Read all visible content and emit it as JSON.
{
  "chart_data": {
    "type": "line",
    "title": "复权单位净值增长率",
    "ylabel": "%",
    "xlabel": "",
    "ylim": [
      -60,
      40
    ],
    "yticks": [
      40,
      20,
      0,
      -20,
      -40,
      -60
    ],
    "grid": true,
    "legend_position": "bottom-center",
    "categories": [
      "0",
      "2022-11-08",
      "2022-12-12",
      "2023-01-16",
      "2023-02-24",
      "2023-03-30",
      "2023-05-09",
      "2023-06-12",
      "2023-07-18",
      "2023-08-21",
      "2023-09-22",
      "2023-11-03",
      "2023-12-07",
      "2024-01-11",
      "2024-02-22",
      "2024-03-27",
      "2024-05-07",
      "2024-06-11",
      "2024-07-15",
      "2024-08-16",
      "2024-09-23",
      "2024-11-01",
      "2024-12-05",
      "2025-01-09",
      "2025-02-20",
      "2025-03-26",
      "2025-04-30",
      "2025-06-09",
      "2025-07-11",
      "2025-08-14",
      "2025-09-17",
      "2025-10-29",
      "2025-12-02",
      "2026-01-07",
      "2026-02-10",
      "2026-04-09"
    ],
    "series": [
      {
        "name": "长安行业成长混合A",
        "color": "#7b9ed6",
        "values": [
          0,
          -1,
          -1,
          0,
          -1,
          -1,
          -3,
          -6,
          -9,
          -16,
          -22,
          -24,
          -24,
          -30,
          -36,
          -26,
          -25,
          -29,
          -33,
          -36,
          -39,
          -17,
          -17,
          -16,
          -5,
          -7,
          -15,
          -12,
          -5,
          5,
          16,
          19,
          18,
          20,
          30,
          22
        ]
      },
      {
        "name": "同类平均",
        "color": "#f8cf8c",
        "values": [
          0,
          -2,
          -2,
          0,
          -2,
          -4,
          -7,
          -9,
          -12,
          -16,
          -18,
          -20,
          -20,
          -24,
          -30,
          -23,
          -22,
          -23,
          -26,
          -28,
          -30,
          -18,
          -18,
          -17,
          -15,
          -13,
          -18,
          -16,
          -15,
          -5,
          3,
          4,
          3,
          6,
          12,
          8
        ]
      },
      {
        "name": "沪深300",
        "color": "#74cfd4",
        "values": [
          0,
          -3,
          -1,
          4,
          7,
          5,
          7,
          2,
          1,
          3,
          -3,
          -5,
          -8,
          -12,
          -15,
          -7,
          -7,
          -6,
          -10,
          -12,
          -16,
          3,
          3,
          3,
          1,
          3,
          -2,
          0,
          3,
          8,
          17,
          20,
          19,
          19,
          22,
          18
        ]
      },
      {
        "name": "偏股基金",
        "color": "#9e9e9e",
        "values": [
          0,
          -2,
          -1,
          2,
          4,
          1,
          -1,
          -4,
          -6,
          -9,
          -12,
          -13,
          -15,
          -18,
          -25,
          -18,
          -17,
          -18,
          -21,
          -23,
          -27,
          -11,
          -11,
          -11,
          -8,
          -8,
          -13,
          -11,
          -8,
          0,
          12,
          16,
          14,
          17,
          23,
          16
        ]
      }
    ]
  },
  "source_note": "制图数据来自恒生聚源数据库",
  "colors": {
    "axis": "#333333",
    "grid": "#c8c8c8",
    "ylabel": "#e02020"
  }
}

REQUIRED TASK
Take the entries and copy them out exactly.

FINISHED EXERCISE
Read all visible content and emit it as JSON.
{
  "chart_data": {
    "type": "line",
    "title": "复权单位净值增长率",
    "ylabel": "%",
    "xlabel": "",
    "ylim": [
      -60,
      40
    ],
    "yticks": [
      40,
      20,
      0,
      -20,
      -40,
      -60
    ],
    "grid": true,
    "legend_position": "bottom-center",
    "categories": [
      "0",
      "2022-11-08",
      "2022-12-12",
      "2023-01-16",
      "2023-02-24",
      "2023-03-30",
      "2023-05-09",
      "2023-06-12",
      "2023-07-18",
      "2023-08-21",
      "2023-09-22",
      "2023-11-03",
      "2023-12-07",
      "2024-01-11",
      "2024-02-22",
      "2024-03-27",
      "2024-05-07",
      "2024-06-11",
      "2024-07-15",
      "2024-08-16",
      "2024-09-23",
      "2024-11-01",
      "2024-12-05",
      "2025-01-09",
      "2025-02-20",
      "2025-03-26",
      "2025-04-30",
      "2025-06-09",
      "2025-07-11",
      "2025-08-14",
      "2025-09-17",
      "2025-10-29",
      "2025-12-02",
      "2026-01-07",
      "2026-02-10",
      "2026-04-09"
    ],
    "series": [
      {
        "name": "长安行业成长混合A",
        "color": "#7b9ed6",
        "values": [
          0,
          -1,
          -1,
          0,
          -1,
          -1,
          -3,
          -6,
          -9,
          -16,
          -22,
          -24,
          -24,
          -30,
          -36,
          -26,
          -25,
          -29,
          -33,
          -36,
          -39,
          -17,
          -17,
          -16,
          -5,
          -7,
          -15,
          -12,
          -5,
          5,
          16,
          19,
          18,
          20,
          30,
          22
        ]
      },
      {
        "name": "同类平均",
        "color": "#f8cf8c",
        "values": [
          0,
          -2,
          -2,
          0,
          -2,
          -4,
          -7,
          -9,
          -12,
          -16,
          -18,
          -20,
          -20,
          -24,
          -30,
          -23,
          -22,
          -23,
          -26,
          -28,
          -30,
          -18,
          -18,
          -17,
          -15,
          -13,
          -18,
          -16,
          -15,
          -5,
          3,
          4,
          3,
          6,
          12,
          8
        ]
      },
      {
        "name": "沪深300",
        "color": "#74cfd4",
        "values": [
          0,
          -3,
          -1,
          4,
          7,
          5,
          7,
          2,
          1,
          3,
          -3,
          -5,
          -8,
          -12,
          -15,
          -7,
          -7,
          -6,
          -10,
          -12,
          -16,
          3,
          3,
          3,
          1,
          3,
          -2,
          0,
          3,
          8,
          17,
          20,
          19,
          19,
          22,
          18
        ]
      },
      {
        "name": "偏股基金",
        "color": "#9e9e9e",
        "values": [
          0,
          -2,
          -1,
          2,
          4,
          1,
          -1,
          -4,
          -6,
          -9,
          -12,
          -13,
          -15,
          -18,
          -25,
          -18,
          -17,
          -18,
          -21,
          -23,
          -27,
          -11,
          -11,
          -11,
          -8,
          -8,
          -13,
          -11,
          -8,
          0,
          12,
          16,
          14,
          17,
          23,
          16
        ]
      }
    ]
  },
  "source_note": "制图数据来自恒生聚源数据库",
  "colors": {
    "axis": "#333333",
    "grid": "#c8c8c8",
    "ylabel": "#e02020"
  }
}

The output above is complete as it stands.